• _Data supplied_
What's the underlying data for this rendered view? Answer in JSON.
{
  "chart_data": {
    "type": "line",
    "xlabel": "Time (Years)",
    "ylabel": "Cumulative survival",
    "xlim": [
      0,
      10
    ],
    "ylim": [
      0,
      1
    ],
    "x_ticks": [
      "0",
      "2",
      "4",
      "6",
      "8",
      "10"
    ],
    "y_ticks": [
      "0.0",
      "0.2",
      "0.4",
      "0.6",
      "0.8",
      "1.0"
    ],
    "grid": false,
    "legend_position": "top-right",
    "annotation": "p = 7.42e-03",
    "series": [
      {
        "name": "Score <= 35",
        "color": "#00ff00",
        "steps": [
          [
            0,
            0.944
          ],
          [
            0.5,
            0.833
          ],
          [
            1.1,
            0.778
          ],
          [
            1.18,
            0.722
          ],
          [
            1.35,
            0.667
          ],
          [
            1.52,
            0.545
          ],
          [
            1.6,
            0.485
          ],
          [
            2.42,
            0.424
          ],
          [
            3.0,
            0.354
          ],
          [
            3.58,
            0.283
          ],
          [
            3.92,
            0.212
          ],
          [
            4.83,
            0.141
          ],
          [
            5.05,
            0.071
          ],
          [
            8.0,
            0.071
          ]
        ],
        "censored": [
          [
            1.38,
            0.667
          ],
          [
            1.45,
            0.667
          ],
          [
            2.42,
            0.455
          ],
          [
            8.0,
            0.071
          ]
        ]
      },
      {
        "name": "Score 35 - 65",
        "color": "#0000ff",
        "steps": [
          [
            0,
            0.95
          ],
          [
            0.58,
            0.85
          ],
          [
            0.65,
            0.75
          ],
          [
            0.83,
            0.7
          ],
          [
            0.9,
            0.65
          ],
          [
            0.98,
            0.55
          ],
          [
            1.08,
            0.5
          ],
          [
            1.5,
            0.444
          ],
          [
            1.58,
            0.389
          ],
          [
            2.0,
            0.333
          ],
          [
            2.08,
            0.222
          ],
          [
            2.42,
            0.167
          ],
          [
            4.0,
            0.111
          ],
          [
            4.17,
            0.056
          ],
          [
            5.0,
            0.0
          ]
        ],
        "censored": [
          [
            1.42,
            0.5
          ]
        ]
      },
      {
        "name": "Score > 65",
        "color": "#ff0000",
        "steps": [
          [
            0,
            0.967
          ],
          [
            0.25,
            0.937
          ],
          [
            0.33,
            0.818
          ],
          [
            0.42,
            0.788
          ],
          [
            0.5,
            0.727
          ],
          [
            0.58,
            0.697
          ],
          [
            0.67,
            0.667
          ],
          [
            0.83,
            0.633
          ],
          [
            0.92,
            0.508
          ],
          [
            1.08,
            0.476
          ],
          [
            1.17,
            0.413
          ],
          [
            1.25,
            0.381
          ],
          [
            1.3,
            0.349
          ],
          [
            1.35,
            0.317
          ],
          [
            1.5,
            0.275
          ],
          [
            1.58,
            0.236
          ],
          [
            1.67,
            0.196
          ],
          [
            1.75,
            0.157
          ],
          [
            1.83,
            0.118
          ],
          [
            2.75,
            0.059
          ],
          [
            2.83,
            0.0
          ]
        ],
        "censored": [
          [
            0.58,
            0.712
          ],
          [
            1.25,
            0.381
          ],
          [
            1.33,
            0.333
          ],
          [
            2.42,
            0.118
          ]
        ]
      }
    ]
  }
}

• _Task details_
Look through the lines above and collect those with the word "color".

• _Response to the exercise_
        "color": "#00ff00",
        "color": "#0000ff",
        "color": "#ff0000",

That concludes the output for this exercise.